— Start —

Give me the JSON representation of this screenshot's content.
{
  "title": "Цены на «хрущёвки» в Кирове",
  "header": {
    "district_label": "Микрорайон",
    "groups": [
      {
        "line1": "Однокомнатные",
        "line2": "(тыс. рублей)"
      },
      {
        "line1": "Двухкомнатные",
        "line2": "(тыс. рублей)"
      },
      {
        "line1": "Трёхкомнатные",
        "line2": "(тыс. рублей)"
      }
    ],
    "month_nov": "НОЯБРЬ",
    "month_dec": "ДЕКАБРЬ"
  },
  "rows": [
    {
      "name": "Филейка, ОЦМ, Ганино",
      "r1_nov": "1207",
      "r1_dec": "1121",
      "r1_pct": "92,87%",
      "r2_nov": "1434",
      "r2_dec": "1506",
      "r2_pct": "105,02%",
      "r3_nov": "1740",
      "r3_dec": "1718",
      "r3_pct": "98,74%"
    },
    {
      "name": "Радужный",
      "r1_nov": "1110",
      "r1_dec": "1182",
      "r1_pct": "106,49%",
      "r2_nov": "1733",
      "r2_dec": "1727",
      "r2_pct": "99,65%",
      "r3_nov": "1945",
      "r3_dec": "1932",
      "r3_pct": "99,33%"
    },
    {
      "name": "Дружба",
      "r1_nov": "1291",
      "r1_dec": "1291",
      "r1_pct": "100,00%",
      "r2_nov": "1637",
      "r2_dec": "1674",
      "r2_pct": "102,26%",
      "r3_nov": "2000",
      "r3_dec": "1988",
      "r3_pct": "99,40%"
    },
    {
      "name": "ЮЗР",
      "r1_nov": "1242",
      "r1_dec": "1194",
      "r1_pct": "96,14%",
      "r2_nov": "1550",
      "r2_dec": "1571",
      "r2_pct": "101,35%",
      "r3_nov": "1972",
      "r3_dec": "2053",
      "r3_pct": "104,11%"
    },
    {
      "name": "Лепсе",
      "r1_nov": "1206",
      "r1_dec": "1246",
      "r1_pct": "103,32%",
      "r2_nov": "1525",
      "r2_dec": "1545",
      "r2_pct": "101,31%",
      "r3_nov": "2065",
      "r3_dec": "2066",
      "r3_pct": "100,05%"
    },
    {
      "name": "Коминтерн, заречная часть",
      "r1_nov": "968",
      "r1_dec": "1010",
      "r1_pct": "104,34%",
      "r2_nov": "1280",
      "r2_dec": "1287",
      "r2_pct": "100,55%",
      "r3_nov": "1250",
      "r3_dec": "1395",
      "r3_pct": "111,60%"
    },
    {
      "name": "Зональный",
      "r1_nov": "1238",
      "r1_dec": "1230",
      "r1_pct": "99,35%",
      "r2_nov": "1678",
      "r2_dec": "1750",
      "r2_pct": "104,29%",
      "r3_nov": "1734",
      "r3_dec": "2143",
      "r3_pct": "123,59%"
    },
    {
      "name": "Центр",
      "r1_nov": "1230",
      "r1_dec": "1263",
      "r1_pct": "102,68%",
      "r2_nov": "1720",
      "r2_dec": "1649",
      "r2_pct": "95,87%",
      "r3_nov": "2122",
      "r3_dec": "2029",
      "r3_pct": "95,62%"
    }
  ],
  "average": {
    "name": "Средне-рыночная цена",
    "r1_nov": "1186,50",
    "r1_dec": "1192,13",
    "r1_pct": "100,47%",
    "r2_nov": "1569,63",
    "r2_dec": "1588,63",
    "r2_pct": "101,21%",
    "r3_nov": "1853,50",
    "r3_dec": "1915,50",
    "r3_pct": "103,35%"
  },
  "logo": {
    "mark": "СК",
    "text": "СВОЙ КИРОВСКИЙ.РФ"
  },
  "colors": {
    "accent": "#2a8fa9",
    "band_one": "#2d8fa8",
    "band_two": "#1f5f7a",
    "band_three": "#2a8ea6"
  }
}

— End —

WRITTEN TASK
Print back all the lines verbatim.

SOLUTION TO THIS TASK
Give me the JSON representation of this screenshot's content.
{
  "title": "Цены на «хрущёвки» в Кирове",
  "header": {
    "district_label": "Микрорайон",
    "groups": [
      {
        "line1": "Однокомнатные",
        "line2": "(тыс. рублей)"
      },
      {
        "line1": "Двухкомнатные",
        "line2": "(тыс. рублей)"
      },
      {
        "line1": "Трёхкомнатные",
        "line2": "(тыс. рублей)"
      }
    ],
    "month_nov": "НОЯБРЬ",
    "month_dec": "ДЕКАБРЬ"
  },
  "rows": [
    {
      "name": "Филейка, ОЦМ, Ганино",
      "r1_nov": "1207",
      "r1_dec": "1121",
      "r1_pct": "92,87%",
      "r2_nov": "1434",
      "r2_dec": "1506",
      "r2_pct": "105,02%",
      "r3_nov": "1740",
      "r3_dec": "1718",
      "r3_pct": "98,74%"
    },
    {
      "name": "Радужный",
      "r1_nov": "1110",
      "r1_dec": "1182",
      "r1_pct": "106,49%",
      "r2_nov": "1733",
      "r2_dec": "1727",
      "r2_pct": "99,65%",
      "r3_nov": "1945",
      "r3_dec": "1932",
      "r3_pct": "99,33%"
    },
    {
      "name": "Дружба",
      "r1_nov": "1291",
      "r1_dec": "1291",
      "r1_pct": "100,00%",
      "r2_nov": "1637",
      "r2_dec": "1674",
      "r2_pct": "102,26%",
      "r3_nov": "2000",
      "r3_dec": "1988",
      "r3_pct": "99,40%"
    },
    {
      "name": "ЮЗР",
      "r1_nov": "1242",
      "r1_dec": "1194",
      "r1_pct": "96,14%",
      "r2_nov": "1550",
      "r2_dec": "1571",
      "r2_pct": "101,35%",
      "r3_nov": "1972",
      "r3_dec": "2053",
      "r3_pct": "104,11%"
    },
    {
      "name": "Лепсе",
      "r1_nov": "1206",
      "r1_dec": "1246",
      "r1_pct": "103,32%",
      "r2_nov": "1525",
      "r2_dec": "1545",
      "r2_pct": "101,31%",
      "r3_nov": "2065",
      "r3_dec": "2066",
      "r3_pct": "100,05%"
    },
    {
      "name": "Коминтерн, заречная часть",
      "r1_nov": "968",
      "r1_dec": "1010",
      "r1_pct": "104,34%",
      "r2_nov": "1280",
      "r2_dec": "1287",
      "r2_pct": "100,55%",
      "r3_nov": "1250",
      "r3_dec": "1395",
      "r3_pct": "111,60%"
    },
    {
      "name": "Зональный",
      "r1_nov": "1238",
      "r1_dec": "1230",
      "r1_pct": "99,35%",
      "r2_nov": "1678",
      "r2_dec": "1750",
      "r2_pct": "104,29%",
      "r3_nov": "1734",
      "r3_dec": "2143",
      "r3_pct": "123,59%"
    },
    {
      "name": "Центр",
      "r1_nov": "1230",
      "r1_dec": "1263",
      "r1_pct": "102,68%",
      "r2_nov": "1720",
      "r2_dec": "1649",
      "r2_pct": "95,87%",
      "r3_nov": "2122",
      "r3_dec": "2029",
      "r3_pct": "95,62%"
    }
  ],
  "average": {
    "name": "Средне-рыночная цена",
    "r1_nov": "1186,50",
    "r1_dec": "1192,13",
    "r1_pct": "100,47%",
    "r2_nov": "1569,63",
    "r2_dec": "1588,63",
    "r2_pct": "101,21%",
    "r3_nov": "1853,50",
    "r3_dec": "1915,50",
    "r3_pct": "103,35%"
  },
  "logo": {
    "mark": "СК",
    "text": "СВОЙ КИРОВСКИЙ.РФ"
  },
  "colors": {
    "accent": "#2a8fa9",
    "band_one": "#2d8fa8",
    "band_two": "#1f5f7a",
    "band_three": "#2a8ea6"
  }
}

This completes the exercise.